Identify the lines containing the word "Execution". Copy each one.
##### Data lines #####
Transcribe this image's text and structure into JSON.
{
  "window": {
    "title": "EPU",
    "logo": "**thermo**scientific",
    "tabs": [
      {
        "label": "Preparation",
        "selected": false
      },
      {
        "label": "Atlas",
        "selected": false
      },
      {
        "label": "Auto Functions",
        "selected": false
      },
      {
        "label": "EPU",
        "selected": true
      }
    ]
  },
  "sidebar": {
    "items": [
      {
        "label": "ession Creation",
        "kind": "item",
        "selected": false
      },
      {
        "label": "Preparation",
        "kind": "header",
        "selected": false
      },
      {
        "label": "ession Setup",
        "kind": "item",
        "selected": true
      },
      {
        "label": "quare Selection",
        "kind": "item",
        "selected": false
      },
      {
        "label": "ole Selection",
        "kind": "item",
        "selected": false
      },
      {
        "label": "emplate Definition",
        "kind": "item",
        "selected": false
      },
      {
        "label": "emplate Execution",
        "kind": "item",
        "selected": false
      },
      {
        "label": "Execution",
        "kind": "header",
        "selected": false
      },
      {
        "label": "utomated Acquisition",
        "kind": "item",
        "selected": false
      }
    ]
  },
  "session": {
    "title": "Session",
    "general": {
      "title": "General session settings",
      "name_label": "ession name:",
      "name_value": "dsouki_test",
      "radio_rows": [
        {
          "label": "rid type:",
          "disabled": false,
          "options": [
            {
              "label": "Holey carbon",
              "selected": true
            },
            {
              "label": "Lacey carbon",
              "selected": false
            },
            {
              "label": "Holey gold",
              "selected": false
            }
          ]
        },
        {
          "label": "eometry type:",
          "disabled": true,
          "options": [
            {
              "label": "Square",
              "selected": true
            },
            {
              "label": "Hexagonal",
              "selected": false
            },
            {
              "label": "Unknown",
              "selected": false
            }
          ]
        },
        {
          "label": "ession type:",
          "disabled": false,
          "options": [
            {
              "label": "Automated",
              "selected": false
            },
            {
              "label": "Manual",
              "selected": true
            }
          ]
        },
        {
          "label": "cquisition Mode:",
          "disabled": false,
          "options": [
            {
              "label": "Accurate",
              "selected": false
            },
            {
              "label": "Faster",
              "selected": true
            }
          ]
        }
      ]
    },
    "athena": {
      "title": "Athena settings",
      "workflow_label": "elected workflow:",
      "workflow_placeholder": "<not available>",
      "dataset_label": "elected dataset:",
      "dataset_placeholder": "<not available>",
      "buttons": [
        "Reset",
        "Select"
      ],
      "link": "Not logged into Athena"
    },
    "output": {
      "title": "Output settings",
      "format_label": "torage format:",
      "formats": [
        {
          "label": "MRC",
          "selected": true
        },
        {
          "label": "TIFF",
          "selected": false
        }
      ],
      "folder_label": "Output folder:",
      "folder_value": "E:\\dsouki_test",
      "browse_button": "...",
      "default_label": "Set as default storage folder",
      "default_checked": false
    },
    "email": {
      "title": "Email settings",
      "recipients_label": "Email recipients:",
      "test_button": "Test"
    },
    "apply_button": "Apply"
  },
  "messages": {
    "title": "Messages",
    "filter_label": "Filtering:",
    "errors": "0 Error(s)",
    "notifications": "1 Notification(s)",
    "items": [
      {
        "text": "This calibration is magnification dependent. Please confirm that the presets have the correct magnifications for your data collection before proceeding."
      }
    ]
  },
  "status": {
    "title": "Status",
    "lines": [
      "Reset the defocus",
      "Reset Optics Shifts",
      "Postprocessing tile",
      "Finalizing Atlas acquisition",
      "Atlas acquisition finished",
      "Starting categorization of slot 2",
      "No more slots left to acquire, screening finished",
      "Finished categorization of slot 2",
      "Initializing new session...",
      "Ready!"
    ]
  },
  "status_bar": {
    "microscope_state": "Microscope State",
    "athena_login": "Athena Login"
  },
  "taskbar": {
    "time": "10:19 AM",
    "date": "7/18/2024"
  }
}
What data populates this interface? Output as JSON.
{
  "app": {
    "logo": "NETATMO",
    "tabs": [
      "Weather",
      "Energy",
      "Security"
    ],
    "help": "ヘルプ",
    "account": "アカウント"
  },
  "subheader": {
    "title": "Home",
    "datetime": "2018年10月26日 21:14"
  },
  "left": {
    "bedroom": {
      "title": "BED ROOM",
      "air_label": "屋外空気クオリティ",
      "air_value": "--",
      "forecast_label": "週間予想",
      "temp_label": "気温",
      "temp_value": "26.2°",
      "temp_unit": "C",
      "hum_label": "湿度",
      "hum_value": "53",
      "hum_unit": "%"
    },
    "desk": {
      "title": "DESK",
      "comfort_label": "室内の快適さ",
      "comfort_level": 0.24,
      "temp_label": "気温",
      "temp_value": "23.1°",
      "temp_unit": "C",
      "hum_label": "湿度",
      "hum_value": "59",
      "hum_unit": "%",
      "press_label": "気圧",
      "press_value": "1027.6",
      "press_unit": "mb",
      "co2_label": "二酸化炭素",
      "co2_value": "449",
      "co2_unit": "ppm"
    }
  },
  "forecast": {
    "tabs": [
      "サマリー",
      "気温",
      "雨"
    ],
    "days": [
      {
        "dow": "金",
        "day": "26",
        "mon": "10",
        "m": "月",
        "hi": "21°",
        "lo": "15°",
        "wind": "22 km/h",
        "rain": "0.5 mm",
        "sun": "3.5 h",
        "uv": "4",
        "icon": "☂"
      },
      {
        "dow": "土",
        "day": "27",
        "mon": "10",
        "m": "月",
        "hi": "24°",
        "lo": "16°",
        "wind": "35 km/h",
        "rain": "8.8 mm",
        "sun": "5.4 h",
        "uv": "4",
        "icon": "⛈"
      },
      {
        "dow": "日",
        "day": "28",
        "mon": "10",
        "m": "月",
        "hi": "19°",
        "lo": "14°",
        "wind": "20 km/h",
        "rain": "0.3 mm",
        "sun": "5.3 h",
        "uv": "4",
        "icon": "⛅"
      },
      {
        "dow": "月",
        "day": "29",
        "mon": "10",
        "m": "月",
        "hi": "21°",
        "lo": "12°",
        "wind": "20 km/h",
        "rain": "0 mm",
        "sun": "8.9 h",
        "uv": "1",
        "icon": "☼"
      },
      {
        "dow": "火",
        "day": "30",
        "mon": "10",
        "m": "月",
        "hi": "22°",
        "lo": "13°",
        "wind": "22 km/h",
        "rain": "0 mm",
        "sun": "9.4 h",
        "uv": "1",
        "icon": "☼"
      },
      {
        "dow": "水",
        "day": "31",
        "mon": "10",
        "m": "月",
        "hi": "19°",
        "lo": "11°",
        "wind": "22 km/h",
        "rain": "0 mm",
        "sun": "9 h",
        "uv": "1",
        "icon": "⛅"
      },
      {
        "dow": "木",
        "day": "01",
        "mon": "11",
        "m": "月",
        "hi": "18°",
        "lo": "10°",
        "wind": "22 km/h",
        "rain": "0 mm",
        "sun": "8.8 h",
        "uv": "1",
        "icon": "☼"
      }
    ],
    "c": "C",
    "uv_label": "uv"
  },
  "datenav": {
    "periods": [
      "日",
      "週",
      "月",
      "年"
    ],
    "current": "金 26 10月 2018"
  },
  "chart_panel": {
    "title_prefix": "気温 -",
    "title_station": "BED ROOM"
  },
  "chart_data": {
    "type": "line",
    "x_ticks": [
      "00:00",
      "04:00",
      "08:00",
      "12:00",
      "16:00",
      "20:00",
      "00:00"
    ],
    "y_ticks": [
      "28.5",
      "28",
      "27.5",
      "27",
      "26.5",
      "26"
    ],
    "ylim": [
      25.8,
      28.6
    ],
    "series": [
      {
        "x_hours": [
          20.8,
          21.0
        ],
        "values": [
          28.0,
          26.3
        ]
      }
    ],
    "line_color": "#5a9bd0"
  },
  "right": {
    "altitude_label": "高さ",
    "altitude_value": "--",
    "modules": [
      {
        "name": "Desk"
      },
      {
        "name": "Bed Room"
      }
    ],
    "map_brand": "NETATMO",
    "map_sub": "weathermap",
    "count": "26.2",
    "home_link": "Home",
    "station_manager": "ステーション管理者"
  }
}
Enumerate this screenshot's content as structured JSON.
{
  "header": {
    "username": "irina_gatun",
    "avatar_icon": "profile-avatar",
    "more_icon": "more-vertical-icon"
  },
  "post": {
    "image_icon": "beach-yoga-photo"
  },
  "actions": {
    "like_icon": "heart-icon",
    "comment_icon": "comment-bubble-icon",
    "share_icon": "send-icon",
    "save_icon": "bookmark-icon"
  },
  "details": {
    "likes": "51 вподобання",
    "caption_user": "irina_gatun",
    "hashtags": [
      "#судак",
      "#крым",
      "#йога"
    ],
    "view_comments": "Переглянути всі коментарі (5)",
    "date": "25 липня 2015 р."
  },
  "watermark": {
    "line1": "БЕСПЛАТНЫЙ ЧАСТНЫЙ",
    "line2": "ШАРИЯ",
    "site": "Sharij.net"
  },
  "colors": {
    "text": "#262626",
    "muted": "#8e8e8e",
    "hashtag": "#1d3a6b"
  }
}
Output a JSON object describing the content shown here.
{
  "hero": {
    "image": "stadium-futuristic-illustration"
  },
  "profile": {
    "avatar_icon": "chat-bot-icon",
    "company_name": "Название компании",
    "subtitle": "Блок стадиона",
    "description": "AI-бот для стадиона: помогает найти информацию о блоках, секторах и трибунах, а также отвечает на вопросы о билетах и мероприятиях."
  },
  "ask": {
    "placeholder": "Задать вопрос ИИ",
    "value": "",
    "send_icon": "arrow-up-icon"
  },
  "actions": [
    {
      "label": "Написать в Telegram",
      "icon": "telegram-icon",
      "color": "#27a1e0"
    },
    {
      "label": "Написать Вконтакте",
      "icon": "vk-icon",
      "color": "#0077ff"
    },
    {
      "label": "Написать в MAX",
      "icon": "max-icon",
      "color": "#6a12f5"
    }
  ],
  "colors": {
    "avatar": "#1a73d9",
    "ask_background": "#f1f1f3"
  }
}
#####
[The solution]:
        "label": "emplate Execution",
        "label": "Execution",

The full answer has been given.